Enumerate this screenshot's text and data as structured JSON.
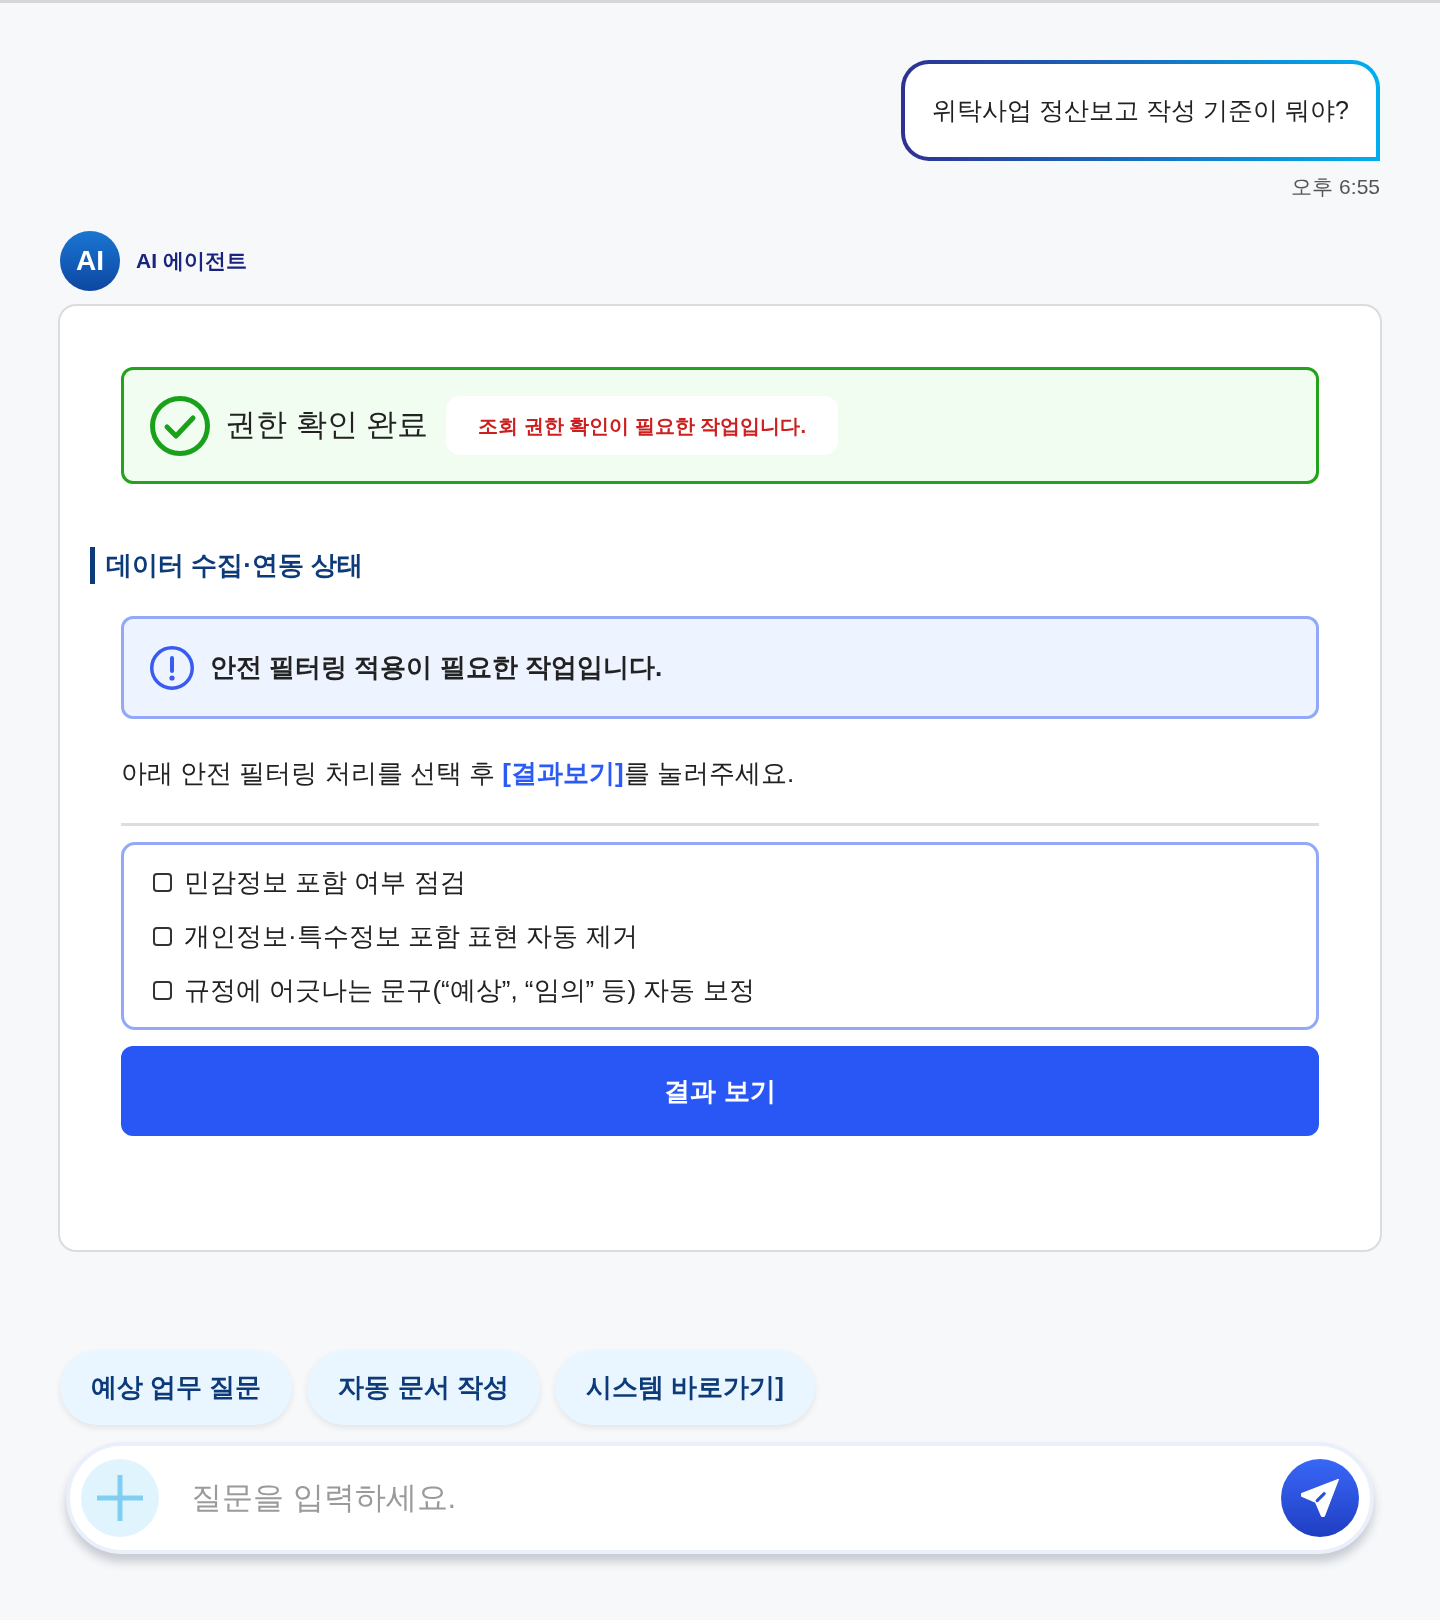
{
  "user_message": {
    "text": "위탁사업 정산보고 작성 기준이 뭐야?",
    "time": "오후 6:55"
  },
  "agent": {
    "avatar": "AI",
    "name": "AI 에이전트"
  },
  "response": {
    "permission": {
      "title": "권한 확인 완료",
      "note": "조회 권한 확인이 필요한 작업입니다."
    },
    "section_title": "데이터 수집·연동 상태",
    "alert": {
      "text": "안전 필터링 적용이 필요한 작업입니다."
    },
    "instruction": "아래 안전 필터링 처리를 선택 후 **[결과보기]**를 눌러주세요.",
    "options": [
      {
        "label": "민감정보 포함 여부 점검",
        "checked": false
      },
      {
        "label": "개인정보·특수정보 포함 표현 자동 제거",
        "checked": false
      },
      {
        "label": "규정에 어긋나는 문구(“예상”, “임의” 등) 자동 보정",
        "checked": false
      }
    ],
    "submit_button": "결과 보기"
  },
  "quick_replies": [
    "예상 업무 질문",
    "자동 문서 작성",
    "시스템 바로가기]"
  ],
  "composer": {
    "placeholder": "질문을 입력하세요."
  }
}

= = = = =

▶ _Request_
Leave the pictures out and output the rest of the listing exactly.

▶ _Answer to the exercise_
Enumerate this screenshot's text and data as structured JSON.
{
  "user_message": {
    "text": "위탁사업 정산보고 작성 기준이 뭐야?",
    "time": "오후 6:55"
  },
  "agent": {
    "avatar": "AI",
    "name": "AI 에이전트"
  },
  "response": {
    "permission": {
      "title": "권한 확인 완료",
      "note": "조회 권한 확인이 필요한 작업입니다."
    },
    "section_title": "데이터 수집·연동 상태",
    "alert": {
      "text": "안전 필터링 적용이 필요한 작업입니다."
    },
    "instruction": "아래 안전 필터링 처리를 선택 후 **[결과보기]**를 눌러주세요.",
    "options": [
      {
        "label": "민감정보 포함 여부 점검",
        "checked": false
      },
      {
        "label": "개인정보·특수정보 포함 표현 자동 제거",
        "checked": false
      },
      {
        "label": "규정에 어긋나는 문구(“예상”, “임의” 등) 자동 보정",
        "checked": false
      }
    ],
    "submit_button": "결과 보기"
  },
  "quick_replies": [
    "예상 업무 질문",
    "자동 문서 작성",
    "시스템 바로가기]"
  ],
  "composer": {
    "placeholder": "질문을 입력하세요."
  }
}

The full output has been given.